--- Arbeitsaufträge ---
a: Zählen Sie auf, mit wem das Eröffnungsplenum laut dem Kongressbericht besetzt war.
b: Führen Sie den Kongressbericht im Lesetext im Anschluss an dessen letzten Satz weiter.
━━━━━ Lesetext
Die Verschiedenheit der sozialen Wirklichkeiten war dabei nicht die Ursache des Problems, sondern die mangelnde Kommunikation, bedingt durch die frontale Vermittlung, mangelnde Moderation und einen fehlenden roten Fahden, der die verschieden Wirklichkeiten und Widerstände hätte verbinden können.
Eine halbe Stunde braucht die Straßenbahn, um vom Hotel Amon an die altehrwürdige Humboldt-Universität zu kommen. Hier fand ab Freitag Abend der 23.Bundeskongress entwicklungspolitischer Aktionsgruppen (BUKO) statt. Das Eröffnungsplenum war mit mit NGO-Kritikern und NGO-VertreterInnen sowie einem Moderator besetzt, der Fragen vorbereitet hatte, die höflich, aber bestimmt provozierten. Die Positionen wurden deutlich und lediglich eine Positionierung des BUKOs fehlte in dieser Runde.
━━━━━━━━━━
━━━━━ Ausgewählte Einträge
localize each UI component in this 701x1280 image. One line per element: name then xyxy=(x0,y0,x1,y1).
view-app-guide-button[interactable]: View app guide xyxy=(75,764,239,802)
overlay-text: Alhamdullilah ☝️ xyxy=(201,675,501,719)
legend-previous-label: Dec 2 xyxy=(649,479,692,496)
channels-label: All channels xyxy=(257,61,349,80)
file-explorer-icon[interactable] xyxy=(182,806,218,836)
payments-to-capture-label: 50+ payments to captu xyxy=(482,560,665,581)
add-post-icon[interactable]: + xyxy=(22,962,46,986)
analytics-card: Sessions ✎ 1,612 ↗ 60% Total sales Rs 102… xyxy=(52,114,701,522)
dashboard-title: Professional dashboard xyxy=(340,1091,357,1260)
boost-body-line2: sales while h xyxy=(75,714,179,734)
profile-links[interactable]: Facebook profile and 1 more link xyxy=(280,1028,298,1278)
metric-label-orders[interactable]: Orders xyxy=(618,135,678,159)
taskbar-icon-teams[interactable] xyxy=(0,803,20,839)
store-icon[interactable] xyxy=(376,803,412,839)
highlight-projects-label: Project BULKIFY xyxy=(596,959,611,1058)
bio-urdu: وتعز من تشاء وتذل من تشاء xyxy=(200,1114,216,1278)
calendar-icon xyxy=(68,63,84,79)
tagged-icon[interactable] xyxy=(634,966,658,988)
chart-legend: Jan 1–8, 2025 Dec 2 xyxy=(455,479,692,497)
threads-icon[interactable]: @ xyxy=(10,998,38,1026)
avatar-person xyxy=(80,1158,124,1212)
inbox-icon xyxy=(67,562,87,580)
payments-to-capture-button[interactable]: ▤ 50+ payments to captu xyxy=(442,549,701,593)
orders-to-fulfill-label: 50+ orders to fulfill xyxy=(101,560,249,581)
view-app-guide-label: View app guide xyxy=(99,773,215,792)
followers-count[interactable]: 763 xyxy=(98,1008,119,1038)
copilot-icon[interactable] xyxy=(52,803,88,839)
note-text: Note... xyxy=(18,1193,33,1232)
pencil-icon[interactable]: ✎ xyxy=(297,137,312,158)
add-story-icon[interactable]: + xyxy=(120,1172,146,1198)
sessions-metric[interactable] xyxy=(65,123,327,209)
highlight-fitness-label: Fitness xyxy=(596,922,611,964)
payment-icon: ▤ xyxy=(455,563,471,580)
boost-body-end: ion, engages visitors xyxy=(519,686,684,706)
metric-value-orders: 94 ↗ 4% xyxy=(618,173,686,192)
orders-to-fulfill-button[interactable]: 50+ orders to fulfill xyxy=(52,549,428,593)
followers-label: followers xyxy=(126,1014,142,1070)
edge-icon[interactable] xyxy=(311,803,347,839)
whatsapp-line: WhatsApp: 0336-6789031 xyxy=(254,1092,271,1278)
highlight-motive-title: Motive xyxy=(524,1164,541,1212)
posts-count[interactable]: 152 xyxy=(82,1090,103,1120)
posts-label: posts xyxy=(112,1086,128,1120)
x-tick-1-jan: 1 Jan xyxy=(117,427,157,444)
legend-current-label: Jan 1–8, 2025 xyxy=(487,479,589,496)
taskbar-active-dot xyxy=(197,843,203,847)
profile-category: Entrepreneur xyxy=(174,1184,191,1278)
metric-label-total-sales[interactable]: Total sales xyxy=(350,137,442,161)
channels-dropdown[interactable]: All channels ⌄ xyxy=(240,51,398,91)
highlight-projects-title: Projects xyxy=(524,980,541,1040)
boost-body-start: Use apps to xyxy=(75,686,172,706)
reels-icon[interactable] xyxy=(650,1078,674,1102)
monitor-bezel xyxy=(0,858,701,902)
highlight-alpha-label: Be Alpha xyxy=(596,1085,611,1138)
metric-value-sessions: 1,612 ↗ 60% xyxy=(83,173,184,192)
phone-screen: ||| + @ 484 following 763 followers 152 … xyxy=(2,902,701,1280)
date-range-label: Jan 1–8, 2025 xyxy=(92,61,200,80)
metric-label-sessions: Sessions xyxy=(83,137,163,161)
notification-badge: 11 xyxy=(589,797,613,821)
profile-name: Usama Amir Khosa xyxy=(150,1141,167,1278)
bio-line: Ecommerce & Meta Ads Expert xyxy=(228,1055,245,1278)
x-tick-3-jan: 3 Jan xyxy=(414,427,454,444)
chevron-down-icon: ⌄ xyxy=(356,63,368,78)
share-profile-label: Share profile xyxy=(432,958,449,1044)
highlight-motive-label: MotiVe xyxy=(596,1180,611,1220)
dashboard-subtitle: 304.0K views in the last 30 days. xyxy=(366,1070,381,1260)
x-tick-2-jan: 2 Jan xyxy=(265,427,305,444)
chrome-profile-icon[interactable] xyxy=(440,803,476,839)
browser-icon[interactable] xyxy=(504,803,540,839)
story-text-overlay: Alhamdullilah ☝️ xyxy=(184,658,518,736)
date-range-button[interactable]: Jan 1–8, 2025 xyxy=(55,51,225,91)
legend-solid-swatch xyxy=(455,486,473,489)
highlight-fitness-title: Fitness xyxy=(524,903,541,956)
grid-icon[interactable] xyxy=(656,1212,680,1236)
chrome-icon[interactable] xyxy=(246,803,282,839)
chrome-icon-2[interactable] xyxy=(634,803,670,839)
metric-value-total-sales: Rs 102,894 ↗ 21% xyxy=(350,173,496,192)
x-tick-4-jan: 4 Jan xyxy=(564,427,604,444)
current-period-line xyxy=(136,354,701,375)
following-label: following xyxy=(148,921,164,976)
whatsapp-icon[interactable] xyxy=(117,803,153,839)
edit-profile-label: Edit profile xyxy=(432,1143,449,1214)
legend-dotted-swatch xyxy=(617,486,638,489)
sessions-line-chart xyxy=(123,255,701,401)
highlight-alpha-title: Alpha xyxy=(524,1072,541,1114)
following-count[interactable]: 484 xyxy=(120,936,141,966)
━━━━━━━━━━
--- Ergebnisse ---
a: NGO-Kritiker, NGO-VertreterInnen und ein Moderator

b:
Die Arbeitsgruppen am nächsten Tag glänzten nicht so sehr durch den Bekanntheitsgrad der Referierenden, sondern durch eine vorwärtsweisende Fragestellung. Am Mittag gab es ein erneutes Treffen mit David Bleakney von der kanadischen Postgewerkschaft. Auf die Frage nach dem Unterschied zwischen beiden Kongressen antwortet er mit funkelnden Augen: "Hier ist mehr Energie." Auch andere, die an beiden Kongressen teilgenommen haben geben eine ähnliche Bewertung ab.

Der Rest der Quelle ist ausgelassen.